▸ **Exercise**
Reproduce the data exactly.

(Collection entries)
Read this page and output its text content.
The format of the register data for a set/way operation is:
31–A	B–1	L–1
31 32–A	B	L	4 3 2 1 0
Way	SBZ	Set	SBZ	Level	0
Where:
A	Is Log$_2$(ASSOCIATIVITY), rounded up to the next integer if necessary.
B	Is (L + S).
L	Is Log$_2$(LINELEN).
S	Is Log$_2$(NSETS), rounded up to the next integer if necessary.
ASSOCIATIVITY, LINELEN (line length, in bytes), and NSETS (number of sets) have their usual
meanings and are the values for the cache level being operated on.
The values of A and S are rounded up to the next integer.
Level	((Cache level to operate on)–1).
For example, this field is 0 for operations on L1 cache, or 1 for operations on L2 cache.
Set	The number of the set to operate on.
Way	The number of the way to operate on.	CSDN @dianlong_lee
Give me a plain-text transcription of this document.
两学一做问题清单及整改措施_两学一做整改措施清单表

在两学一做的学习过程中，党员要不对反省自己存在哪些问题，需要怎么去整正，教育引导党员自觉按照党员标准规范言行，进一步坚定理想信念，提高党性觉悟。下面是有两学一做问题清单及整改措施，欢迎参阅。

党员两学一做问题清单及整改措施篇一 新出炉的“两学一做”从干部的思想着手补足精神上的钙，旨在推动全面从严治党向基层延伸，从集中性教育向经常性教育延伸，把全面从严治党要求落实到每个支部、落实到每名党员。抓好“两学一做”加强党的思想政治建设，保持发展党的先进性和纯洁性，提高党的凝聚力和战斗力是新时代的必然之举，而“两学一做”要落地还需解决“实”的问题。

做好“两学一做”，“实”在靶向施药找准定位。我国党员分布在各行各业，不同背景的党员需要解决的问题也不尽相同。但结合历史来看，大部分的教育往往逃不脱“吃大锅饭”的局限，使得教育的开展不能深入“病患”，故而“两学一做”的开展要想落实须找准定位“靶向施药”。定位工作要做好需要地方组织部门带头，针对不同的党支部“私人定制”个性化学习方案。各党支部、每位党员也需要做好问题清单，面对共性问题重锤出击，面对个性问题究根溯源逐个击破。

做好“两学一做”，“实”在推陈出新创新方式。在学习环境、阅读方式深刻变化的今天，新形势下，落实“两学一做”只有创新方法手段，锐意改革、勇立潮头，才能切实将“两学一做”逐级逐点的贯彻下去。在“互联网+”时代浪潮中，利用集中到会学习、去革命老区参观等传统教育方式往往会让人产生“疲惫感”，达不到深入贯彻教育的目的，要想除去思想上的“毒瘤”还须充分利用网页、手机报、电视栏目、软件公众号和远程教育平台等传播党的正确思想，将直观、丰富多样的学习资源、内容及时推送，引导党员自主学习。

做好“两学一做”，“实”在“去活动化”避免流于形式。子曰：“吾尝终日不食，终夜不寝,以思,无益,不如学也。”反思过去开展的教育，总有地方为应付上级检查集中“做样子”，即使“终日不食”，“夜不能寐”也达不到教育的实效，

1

▸ **In response**
Read this page and output its text content.
The format of the register data for a set/way operation is:
31–A	B–1	L–1
31 32–A	B	L	4 3 2 1 0
Way	SBZ	Set	SBZ	Level	0
Where:
A	Is Log$_2$(ASSOCIATIVITY), rounded up to the next integer if necessary.
B	Is (L + S).
L	Is Log$_2$(LINELEN).
S	Is Log$_2$(NSETS), rounded up to the next integer if necessary.
ASSOCIATIVITY, LINELEN (line length, in bytes), and NSETS (number of sets) have their usual
meanings and are the values for the cache level being operated on.
The values of A and S are rounded up to the next integer.
Level	((Cache level to operate on)–1).
For example, this field is 0 for operations on L1 cache, or 1 for operations on L2 cache.
Set	The number of the set to operate on.
Way	The number of the way to operate on.	CSDN @dianlong_lee
Give me a plain-text transcription of this document.
两学一做问题清单及整改措施_两学一做整改措施清单表

在两学一做的学习过程中，党员要不对反省自己存在哪些问题，需要怎么去整正，教育引导党员自觉按照党员标准规范言行，进一步坚定理想信念，提高党性觉悟。下面是有两学一做问题清单及整改措施，欢迎参阅。

党员两学一做问题清单及整改措施篇一 新出炉的“两学一做”从干部的思想着手补足精神上的钙，旨在推动全面从严治党向基层延伸，从集中性教育向经常性教育延伸，把全面从严治党要求落实到每个支部、落实到每名党员。抓好“两学一做”加强党的思想政治建设，保持发展党的先进性和纯洁性，提高党的凝聚力和战斗力是新时代的必然之举，而“两学一做”要落地还需解决“实”的问题。

做好“两学一做”，“实”在靶向施药找准定位。我国党员分布在各行各业，不同背景的党员需要解决的问题也不尽相同。但结合历史来看，大部分的教育往往逃不脱“吃大锅饭”的局限，使得教育的开展不能深入“病患”，故而“两学一做”的开展要想落实须找准定位“靶向施药”。定位工作要做好需要地方组织部门带头，针对不同的党支部“私人定制”个性化学习方案。各党支部、每位党员也需要做好问题清单，面对共性问题重锤出击，面对个性问题究根溯源逐个击破。

做好“两学一做”，“实”在推陈出新创新方式。在学习环境、阅读方式深刻变化的今天，新形势下，落实“两学一做”只有创新方法手段，锐意改革、勇立潮头，才能切实将“两学一做”逐级逐点的贯彻下去。在“互联网+”时代浪潮中，利用集中到会学习、去革命老区参观等传统教育方式往往会让人产生“疲惫感”，达不到深入贯彻教育的目的，要想除去思想上的“毒瘤”还须充分利用网页、手机报、电视栏目、软件公众号和远程教育平台等传播党的正确思想，将直观、丰富多样的学习资源、内容及时推送，引导党员自主学习。

做好“两学一做”，“实”在“去活动化”避免流于形式。子曰：“吾尝终日不食，终夜不寝,以思,无益,不如学也。”反思过去开展的教育，总有地方为应付上级检查集中“做样子”，即使“终日不食”，“夜不能寐”也达不到教育的实效，

1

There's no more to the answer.